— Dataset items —
....
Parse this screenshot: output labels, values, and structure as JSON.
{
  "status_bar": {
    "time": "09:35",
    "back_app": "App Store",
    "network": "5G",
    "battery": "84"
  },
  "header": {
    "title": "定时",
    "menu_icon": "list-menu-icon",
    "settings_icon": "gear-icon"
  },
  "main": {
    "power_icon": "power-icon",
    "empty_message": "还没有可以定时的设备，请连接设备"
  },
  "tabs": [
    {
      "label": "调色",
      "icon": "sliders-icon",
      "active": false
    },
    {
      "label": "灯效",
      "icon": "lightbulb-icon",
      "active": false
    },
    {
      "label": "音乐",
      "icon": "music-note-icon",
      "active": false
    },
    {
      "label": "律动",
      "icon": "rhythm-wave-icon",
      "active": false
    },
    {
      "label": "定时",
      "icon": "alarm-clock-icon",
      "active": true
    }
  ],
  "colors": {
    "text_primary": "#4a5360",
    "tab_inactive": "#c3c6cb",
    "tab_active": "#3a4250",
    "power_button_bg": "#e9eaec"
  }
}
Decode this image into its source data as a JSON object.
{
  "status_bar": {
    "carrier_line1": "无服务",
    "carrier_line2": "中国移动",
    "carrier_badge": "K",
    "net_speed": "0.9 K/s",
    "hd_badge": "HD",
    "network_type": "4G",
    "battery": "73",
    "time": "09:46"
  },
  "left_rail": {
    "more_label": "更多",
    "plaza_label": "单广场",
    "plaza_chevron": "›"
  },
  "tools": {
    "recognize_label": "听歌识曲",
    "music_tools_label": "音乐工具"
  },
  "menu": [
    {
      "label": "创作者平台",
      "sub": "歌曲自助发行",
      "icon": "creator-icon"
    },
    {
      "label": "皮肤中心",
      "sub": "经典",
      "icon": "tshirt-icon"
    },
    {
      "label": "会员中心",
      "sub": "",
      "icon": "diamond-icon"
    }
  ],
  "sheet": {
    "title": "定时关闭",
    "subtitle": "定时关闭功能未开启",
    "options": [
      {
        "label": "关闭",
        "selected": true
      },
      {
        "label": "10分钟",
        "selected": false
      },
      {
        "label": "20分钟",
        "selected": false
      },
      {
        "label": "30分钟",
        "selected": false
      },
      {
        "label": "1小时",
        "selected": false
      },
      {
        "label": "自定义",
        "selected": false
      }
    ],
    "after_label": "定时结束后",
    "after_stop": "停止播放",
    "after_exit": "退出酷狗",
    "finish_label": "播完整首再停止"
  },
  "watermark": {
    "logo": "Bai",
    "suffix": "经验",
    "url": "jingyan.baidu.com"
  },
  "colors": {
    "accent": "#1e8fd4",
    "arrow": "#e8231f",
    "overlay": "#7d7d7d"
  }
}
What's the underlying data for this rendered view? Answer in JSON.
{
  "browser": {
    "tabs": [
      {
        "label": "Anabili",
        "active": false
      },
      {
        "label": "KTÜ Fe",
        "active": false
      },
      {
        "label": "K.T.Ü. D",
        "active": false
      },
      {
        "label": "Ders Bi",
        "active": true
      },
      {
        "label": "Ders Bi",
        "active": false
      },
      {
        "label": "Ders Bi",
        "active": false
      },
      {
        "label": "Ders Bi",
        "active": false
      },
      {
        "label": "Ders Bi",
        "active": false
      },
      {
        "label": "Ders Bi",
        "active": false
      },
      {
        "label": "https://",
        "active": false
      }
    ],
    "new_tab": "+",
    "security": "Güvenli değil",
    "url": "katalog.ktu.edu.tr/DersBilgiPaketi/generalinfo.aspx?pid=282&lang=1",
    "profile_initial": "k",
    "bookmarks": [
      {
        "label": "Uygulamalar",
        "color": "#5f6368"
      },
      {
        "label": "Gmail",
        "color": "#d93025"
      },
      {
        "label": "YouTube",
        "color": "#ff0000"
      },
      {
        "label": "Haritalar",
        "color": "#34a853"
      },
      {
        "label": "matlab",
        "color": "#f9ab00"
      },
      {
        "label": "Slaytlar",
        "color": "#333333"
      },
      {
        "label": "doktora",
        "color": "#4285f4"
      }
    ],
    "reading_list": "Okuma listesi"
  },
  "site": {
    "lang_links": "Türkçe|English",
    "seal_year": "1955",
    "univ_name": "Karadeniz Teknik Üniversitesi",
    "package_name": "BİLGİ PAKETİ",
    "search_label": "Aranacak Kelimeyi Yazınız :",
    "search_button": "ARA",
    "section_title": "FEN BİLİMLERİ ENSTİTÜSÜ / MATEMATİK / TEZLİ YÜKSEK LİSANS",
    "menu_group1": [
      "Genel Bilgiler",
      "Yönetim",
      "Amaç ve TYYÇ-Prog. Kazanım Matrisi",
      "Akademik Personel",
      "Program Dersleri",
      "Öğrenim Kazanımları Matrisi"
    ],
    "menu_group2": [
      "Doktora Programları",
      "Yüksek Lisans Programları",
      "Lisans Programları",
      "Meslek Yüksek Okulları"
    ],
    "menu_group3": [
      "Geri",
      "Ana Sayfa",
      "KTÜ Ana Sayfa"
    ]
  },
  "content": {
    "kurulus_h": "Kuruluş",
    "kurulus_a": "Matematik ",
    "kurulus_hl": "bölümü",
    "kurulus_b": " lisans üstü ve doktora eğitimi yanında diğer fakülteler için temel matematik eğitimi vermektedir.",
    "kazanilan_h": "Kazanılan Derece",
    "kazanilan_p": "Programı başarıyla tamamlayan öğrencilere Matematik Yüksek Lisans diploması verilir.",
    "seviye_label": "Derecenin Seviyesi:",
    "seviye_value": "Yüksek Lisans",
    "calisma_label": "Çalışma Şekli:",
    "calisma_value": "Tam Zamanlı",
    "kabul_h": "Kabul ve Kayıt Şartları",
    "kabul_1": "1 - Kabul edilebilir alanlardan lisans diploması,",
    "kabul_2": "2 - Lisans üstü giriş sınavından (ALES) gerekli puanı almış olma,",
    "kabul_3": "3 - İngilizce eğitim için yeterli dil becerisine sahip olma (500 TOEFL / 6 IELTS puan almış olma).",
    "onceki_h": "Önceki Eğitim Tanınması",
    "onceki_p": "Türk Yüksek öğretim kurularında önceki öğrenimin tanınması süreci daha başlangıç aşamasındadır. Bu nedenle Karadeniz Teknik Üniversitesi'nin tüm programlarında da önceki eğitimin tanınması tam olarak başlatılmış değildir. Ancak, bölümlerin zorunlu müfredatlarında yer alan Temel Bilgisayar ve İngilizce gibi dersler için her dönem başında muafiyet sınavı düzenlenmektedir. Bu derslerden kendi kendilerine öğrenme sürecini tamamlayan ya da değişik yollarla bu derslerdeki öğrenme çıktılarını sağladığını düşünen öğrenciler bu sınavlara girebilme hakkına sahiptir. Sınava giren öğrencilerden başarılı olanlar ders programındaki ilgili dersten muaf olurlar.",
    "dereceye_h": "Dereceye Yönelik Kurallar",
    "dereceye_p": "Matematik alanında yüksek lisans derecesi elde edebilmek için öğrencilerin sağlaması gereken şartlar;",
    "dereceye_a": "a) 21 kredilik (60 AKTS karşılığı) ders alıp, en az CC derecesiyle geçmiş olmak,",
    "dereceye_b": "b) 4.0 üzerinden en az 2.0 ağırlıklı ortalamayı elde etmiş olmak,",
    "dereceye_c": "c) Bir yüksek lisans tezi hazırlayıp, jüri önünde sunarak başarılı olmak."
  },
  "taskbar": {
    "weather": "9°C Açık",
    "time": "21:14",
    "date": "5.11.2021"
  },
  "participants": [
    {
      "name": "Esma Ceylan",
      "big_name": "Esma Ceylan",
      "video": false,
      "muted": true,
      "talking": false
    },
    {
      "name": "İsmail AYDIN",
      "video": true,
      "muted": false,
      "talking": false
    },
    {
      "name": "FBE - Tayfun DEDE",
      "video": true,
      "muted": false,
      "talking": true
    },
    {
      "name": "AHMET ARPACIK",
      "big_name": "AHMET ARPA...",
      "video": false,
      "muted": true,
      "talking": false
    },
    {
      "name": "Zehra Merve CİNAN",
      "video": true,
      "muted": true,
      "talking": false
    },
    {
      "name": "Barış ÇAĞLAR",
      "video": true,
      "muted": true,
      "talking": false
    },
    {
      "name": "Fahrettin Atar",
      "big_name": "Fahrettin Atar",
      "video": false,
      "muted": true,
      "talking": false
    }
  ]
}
....
— WHAT IS BEING ASKED —
Copy every line from the entries that contains the word "almış".

— RESULT FOR THIS TASK —
    "kabul_2": "2 - Lisans üstü giriş sınavından (ALES) gerekli puanı almış olma,",
    "kabul_3": "3 - İngilizce eğitim için yeterli dil becerisine sahip olma (500 TOEFL / 6 IELTS puan almış olma).",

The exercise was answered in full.